▶ EXERCISE PROMPT: Lines containing the word "name" are the ones to copy from the records below.

▶ DATASET EXCERPTS:
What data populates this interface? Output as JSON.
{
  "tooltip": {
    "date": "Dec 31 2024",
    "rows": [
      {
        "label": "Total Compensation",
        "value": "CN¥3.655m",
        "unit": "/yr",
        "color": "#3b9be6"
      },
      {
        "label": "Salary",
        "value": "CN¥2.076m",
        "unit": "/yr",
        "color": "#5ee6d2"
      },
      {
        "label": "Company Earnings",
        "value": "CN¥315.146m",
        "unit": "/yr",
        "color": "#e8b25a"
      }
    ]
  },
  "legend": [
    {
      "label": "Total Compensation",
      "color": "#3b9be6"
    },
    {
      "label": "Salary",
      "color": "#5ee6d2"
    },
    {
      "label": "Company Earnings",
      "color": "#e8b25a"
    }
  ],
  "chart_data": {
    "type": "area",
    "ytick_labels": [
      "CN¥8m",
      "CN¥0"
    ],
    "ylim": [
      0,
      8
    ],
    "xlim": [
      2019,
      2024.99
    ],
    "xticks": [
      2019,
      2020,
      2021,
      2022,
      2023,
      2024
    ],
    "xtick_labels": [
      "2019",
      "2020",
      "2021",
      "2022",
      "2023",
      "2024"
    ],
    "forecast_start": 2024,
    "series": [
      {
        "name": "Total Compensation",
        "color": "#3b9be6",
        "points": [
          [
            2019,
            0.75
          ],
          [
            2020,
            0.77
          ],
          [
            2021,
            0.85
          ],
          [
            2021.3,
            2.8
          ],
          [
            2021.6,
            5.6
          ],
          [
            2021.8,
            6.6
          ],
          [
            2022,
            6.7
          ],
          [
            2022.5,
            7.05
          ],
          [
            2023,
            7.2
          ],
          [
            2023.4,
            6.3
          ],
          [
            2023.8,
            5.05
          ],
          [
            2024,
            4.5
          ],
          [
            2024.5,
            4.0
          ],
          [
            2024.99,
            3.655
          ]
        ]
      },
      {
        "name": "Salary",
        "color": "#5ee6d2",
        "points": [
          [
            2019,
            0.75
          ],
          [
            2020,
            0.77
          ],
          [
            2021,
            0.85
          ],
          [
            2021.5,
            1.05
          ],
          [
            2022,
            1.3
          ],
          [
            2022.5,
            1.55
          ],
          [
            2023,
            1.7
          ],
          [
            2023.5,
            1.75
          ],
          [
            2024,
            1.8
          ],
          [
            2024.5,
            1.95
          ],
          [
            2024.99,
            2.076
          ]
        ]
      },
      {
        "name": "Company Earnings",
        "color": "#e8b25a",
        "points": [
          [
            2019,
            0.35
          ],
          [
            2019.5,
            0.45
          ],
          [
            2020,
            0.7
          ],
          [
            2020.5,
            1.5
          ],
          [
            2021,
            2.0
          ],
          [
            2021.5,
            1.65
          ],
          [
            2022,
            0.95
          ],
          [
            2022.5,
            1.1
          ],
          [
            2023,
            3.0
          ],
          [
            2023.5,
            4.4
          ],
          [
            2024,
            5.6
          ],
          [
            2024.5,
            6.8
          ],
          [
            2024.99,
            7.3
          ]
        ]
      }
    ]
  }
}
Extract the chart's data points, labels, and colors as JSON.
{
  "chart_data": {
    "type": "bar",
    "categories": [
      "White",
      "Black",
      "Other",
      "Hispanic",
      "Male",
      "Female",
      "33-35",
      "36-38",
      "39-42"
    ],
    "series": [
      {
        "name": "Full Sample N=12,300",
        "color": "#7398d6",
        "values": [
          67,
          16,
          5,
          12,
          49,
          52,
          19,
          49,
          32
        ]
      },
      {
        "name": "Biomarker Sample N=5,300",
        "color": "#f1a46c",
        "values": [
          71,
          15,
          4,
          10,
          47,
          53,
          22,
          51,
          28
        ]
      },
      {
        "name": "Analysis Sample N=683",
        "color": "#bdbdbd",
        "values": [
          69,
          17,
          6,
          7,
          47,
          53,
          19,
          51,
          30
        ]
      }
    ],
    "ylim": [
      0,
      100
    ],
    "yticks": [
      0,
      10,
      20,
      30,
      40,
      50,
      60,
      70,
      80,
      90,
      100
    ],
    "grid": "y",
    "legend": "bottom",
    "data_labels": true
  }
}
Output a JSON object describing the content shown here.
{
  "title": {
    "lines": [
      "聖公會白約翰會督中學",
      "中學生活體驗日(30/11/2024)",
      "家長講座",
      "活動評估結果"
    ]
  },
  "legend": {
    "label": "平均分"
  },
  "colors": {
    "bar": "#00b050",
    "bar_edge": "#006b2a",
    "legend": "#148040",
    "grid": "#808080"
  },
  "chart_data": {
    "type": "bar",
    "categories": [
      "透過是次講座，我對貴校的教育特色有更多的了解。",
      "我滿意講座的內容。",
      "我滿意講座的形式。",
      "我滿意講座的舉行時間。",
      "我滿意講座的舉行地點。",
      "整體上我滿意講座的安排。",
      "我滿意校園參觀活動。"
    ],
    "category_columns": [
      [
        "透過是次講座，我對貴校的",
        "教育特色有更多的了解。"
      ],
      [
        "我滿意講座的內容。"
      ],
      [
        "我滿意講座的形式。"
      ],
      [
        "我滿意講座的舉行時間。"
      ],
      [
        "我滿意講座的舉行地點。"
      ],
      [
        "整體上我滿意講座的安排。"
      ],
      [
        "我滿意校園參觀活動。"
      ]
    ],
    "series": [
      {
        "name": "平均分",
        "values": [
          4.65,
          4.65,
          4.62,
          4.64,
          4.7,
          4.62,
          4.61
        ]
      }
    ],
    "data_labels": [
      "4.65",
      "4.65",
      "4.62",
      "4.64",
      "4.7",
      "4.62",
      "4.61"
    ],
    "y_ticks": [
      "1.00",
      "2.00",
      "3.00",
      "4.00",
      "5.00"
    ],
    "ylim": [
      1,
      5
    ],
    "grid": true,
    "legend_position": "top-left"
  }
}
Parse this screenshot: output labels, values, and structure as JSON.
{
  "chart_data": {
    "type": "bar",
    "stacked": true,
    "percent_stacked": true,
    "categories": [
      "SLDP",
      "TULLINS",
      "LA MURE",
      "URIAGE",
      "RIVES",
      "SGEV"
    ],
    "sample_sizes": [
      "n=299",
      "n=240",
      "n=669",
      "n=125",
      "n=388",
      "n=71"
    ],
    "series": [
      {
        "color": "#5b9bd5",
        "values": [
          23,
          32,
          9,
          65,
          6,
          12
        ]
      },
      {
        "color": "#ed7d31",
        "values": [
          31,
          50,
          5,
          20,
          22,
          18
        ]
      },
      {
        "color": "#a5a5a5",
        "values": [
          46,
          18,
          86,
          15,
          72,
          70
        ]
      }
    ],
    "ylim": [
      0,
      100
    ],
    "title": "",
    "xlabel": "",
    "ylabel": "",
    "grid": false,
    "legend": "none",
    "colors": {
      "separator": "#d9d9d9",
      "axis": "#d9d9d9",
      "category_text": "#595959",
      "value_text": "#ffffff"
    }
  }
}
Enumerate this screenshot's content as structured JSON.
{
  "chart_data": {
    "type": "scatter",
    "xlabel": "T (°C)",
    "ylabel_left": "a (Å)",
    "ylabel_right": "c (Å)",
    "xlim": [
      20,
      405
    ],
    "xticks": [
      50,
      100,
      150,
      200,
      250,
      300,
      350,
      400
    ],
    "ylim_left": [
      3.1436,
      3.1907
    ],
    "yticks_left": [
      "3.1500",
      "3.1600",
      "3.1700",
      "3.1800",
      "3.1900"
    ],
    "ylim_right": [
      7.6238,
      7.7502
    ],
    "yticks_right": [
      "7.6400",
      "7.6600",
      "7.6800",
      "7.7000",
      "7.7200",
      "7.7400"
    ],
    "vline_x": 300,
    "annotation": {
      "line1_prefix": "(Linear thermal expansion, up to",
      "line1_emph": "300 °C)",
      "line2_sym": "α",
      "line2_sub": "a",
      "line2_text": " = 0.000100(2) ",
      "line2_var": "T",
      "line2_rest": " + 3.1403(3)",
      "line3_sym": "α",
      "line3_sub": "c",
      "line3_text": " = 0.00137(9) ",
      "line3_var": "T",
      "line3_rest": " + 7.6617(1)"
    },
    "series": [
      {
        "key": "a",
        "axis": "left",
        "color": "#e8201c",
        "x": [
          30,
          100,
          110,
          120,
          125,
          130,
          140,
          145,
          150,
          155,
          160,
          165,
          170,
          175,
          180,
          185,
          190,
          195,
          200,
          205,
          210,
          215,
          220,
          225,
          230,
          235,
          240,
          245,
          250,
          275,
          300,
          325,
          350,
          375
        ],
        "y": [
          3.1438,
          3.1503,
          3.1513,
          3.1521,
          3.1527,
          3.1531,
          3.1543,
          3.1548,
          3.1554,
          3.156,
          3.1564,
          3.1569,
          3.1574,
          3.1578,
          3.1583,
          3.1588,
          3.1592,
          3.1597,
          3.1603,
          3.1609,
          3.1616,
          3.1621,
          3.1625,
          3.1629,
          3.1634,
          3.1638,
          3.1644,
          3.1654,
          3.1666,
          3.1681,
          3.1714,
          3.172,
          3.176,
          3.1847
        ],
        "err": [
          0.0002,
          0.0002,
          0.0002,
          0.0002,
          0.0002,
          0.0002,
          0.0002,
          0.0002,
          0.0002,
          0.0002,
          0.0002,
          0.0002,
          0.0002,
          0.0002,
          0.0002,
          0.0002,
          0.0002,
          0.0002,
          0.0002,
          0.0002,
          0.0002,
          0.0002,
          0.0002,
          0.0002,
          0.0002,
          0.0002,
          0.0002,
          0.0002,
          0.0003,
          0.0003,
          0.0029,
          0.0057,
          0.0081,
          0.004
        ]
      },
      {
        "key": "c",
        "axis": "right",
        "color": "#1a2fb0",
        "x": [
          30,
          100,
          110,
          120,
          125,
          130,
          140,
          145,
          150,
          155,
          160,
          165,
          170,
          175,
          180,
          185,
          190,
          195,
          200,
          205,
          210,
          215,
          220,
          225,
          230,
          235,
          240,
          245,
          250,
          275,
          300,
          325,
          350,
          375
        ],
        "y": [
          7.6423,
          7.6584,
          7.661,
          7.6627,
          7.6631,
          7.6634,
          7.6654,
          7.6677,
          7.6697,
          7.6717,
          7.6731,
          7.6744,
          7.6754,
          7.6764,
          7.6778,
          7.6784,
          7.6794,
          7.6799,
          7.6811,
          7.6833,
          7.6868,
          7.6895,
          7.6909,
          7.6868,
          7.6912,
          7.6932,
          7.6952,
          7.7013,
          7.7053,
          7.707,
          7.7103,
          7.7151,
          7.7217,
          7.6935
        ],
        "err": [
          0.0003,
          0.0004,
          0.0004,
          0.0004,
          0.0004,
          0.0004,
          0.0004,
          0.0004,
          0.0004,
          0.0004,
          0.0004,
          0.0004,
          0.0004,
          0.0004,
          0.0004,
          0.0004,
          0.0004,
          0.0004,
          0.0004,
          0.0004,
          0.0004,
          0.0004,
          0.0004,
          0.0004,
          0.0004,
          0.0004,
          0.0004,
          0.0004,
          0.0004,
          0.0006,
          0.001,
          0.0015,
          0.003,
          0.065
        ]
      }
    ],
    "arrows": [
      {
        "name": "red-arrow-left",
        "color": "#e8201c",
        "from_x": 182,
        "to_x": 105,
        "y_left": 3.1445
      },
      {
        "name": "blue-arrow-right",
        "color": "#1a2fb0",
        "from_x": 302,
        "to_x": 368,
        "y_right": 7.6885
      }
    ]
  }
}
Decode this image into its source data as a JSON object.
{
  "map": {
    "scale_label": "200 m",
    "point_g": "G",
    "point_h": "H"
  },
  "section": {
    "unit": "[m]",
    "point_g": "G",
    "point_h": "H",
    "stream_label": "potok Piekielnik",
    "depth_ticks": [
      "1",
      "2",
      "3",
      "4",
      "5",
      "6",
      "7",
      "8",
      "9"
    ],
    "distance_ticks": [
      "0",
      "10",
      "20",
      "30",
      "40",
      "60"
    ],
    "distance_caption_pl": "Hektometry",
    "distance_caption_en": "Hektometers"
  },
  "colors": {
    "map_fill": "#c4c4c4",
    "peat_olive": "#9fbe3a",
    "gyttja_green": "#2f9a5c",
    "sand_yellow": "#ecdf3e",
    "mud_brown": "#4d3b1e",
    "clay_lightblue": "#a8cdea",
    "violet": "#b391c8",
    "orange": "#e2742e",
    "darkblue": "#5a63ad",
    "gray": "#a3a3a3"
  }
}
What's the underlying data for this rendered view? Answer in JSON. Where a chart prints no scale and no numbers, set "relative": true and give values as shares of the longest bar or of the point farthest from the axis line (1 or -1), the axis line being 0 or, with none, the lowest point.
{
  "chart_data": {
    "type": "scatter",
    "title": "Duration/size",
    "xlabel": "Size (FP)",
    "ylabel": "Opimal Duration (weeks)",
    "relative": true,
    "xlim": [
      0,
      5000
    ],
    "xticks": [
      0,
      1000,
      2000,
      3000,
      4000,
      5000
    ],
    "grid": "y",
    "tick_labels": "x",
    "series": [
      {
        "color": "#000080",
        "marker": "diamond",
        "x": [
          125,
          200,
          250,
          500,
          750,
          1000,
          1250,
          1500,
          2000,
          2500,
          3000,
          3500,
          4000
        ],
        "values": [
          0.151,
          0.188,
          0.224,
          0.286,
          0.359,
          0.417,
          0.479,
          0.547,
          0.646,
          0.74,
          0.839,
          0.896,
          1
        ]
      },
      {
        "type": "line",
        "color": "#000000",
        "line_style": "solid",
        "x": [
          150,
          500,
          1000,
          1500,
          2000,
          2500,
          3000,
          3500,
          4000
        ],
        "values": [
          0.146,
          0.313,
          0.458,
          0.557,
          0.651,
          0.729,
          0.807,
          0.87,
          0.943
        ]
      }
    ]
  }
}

▶ REPLY TO THE TASK:
        "name": "Total Compensation",
        "name": "Salary",
        "name": "Company Earnings",
        "name": "Full Sample N=12,300",
        "name": "Biomarker Sample N=5,300",
        "name": "Analysis Sample N=683",
        "name": "平均分",
        "name": "red-arrow-left",
        "name": "blue-arrow-right",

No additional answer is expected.